Information shown —

+ + + + +

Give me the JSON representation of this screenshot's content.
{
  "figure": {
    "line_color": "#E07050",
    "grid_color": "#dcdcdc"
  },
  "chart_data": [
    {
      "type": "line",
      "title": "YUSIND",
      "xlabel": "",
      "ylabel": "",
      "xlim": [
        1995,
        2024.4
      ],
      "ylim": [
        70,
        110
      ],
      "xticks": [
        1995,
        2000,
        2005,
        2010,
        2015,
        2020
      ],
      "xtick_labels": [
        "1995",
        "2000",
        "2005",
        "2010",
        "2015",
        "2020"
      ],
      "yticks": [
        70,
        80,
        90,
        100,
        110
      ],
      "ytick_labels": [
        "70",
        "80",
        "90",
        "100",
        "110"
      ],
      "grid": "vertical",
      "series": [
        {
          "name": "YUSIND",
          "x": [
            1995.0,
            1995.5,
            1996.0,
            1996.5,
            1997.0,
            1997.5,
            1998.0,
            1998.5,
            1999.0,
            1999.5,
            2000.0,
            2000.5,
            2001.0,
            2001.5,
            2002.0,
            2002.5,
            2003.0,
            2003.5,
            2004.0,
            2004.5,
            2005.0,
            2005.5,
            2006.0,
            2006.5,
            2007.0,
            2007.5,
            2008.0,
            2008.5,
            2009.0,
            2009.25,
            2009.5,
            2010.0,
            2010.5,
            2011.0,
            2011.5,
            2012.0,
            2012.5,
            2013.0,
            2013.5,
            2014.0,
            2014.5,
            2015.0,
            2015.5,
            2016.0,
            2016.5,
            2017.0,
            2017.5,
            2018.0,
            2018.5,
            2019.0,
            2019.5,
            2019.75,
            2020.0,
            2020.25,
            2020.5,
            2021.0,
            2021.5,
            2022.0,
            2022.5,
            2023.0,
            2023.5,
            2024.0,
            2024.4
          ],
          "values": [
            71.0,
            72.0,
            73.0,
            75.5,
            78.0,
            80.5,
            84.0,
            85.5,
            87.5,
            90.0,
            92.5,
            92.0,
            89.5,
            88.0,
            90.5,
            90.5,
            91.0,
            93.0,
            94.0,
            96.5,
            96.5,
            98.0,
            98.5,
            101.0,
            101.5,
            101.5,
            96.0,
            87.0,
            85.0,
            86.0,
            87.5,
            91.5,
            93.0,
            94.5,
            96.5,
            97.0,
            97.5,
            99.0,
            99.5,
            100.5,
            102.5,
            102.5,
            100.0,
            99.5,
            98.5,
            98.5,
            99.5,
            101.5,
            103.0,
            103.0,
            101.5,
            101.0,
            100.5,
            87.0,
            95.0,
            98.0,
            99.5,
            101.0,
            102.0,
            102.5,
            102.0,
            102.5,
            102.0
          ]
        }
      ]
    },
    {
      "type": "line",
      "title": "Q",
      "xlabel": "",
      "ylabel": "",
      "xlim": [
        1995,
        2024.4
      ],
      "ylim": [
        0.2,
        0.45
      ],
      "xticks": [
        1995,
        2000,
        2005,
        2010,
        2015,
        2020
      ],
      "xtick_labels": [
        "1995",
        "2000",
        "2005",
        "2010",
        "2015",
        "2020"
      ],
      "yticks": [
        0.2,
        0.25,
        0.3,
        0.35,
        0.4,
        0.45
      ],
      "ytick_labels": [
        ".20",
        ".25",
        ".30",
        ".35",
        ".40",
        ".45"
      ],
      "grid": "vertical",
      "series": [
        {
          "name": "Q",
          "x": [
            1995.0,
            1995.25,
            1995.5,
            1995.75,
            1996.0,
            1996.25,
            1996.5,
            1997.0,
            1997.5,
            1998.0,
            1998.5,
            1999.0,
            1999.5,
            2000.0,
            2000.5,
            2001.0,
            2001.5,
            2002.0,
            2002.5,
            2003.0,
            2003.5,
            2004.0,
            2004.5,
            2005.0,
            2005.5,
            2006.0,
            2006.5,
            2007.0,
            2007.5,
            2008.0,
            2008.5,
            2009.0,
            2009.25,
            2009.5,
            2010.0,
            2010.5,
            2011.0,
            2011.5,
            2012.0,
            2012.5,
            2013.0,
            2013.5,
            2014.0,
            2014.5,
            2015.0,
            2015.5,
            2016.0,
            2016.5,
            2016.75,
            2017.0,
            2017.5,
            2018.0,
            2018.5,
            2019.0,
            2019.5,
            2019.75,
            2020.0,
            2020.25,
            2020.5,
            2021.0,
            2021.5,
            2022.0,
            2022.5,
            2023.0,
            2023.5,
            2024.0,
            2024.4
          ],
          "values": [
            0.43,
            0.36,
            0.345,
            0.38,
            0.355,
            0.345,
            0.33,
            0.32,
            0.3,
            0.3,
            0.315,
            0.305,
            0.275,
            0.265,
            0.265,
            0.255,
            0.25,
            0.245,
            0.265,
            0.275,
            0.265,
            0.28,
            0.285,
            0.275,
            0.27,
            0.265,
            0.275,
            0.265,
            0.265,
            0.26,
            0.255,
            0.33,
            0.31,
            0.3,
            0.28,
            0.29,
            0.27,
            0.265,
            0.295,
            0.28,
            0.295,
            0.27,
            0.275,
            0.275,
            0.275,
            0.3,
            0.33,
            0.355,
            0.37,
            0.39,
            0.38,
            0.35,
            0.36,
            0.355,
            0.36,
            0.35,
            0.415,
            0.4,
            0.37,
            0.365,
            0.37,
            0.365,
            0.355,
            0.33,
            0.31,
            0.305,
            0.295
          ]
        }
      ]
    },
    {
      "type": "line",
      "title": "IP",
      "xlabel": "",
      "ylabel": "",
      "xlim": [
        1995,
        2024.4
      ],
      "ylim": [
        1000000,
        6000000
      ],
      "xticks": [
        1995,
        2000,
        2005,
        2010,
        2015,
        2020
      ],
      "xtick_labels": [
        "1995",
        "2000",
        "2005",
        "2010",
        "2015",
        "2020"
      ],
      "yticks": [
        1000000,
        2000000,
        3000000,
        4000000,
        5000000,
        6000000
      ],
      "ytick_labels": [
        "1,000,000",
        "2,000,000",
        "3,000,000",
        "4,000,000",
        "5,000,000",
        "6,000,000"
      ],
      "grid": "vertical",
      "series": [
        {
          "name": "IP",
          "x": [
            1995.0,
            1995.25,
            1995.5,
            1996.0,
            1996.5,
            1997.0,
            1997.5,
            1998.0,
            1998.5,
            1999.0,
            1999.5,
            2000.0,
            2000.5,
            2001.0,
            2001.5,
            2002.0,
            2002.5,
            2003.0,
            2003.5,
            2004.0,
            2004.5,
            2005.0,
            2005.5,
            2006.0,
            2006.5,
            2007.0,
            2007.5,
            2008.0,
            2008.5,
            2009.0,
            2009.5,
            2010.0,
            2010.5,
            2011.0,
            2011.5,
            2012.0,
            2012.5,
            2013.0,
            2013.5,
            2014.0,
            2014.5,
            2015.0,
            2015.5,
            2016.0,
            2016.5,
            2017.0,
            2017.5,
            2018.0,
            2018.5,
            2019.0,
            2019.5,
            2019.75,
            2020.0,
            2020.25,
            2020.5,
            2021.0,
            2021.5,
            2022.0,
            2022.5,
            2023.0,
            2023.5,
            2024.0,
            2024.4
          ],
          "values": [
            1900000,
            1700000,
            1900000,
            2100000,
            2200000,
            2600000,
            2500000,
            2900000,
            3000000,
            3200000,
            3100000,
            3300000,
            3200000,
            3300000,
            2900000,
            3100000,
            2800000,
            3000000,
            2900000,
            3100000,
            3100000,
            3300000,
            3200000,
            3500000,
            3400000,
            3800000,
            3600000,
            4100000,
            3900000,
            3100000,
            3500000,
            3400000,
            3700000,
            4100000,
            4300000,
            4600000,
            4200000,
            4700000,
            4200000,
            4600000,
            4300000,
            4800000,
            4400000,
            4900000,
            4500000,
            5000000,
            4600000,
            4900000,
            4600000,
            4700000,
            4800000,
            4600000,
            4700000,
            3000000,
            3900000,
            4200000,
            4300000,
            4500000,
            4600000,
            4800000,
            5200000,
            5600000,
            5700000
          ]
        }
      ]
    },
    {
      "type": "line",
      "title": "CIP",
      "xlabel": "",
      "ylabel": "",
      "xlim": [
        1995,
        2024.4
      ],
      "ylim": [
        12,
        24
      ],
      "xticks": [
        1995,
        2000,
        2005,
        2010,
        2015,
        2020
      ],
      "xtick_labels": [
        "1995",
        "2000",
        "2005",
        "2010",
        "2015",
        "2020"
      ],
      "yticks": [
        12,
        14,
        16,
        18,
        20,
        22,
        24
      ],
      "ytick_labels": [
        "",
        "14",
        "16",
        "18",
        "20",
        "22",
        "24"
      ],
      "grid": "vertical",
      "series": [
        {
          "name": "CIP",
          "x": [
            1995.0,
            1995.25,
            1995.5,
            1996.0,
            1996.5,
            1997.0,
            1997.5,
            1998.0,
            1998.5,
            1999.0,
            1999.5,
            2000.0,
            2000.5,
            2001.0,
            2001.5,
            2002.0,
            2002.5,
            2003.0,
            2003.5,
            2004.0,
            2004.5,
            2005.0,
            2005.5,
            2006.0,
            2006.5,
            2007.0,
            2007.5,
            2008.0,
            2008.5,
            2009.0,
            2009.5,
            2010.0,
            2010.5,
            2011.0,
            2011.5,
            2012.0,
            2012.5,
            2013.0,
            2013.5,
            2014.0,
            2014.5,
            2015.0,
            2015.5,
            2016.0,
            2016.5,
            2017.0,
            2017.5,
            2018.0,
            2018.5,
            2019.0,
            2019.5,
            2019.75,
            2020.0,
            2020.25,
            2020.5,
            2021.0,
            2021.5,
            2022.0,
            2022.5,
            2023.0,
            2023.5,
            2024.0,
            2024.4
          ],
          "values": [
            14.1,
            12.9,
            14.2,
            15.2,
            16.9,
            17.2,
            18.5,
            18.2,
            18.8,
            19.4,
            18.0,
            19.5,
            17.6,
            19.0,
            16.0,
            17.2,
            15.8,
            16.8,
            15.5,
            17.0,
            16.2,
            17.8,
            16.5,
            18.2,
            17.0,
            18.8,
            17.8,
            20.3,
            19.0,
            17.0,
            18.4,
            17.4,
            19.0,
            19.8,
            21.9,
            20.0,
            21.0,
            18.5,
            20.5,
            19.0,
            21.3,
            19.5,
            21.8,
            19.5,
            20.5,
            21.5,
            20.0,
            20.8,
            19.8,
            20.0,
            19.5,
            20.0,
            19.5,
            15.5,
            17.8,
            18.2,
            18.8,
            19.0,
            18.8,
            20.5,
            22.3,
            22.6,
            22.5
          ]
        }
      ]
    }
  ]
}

+ + + + +

What you will do — Tally the lines above that contain the word "title", and reply with only the number.

Answer below — 4